(Stored items)

+ + + + + + +

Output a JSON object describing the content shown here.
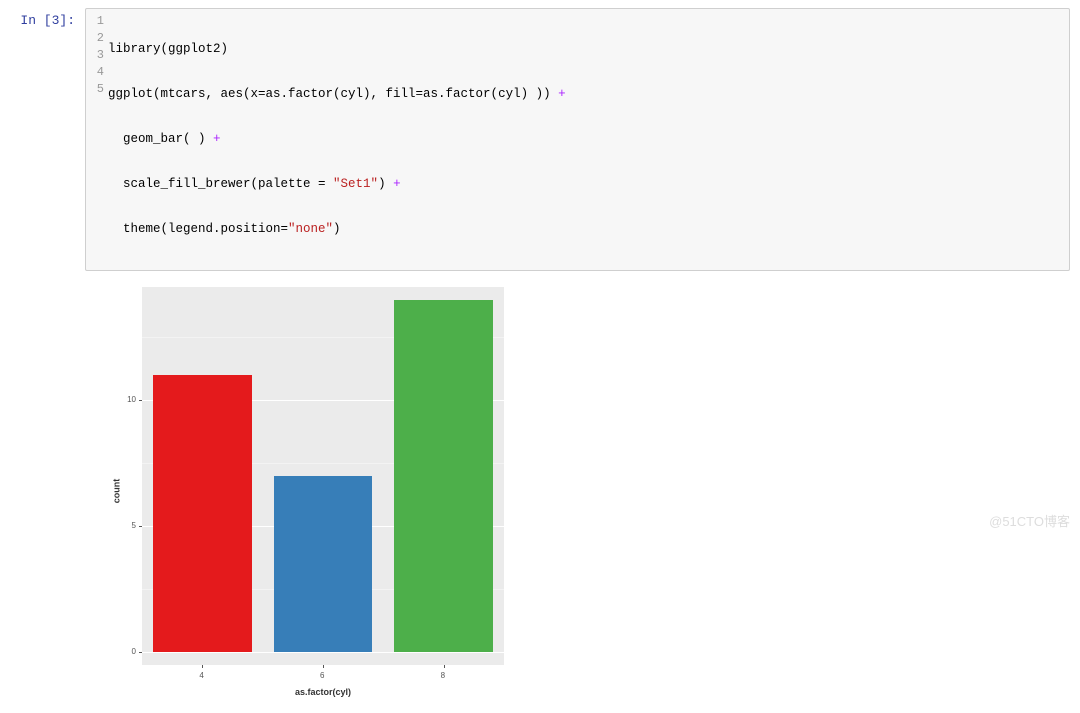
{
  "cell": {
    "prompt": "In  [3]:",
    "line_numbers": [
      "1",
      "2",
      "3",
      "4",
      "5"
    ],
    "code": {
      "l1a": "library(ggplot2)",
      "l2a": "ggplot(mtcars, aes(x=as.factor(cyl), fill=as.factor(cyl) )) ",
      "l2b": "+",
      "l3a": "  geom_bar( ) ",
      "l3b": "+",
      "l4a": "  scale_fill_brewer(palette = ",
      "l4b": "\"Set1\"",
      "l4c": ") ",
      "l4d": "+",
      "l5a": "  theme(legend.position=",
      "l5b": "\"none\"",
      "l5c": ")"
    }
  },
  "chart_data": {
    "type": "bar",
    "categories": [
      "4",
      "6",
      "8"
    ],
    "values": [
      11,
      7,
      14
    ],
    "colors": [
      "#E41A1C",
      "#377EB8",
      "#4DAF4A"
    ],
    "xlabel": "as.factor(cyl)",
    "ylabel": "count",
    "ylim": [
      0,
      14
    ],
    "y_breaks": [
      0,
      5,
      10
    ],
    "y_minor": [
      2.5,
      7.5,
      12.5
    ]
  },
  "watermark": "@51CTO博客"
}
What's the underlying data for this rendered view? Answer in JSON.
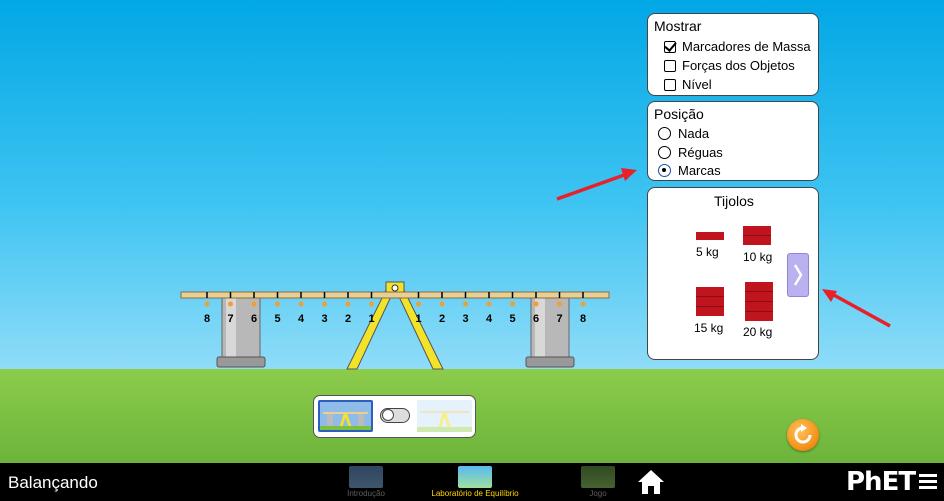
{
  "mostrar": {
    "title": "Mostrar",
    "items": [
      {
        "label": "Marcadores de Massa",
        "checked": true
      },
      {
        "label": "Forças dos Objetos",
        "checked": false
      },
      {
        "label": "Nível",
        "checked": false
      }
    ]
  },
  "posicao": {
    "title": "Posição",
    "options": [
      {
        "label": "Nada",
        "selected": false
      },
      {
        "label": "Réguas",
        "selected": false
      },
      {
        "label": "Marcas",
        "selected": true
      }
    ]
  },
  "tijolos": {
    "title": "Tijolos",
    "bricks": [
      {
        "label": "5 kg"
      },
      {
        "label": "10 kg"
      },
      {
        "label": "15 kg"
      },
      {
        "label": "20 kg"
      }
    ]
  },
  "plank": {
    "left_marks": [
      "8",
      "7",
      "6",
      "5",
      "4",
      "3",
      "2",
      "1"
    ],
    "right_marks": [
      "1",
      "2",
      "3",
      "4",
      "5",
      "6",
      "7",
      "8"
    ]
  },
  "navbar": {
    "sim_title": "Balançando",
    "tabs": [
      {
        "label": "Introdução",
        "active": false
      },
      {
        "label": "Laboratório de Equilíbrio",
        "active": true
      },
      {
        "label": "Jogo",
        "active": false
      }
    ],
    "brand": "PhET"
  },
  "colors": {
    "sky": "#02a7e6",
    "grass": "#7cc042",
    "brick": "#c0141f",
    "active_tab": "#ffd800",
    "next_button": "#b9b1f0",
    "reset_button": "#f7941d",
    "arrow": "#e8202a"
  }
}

+ + + + + + +

GOAL OF THE EXERCISE. Pick out every line holding the string "true" and return it.

PROBLEM SOLUTION.
        "checked": true
        "selected": true
        "active": true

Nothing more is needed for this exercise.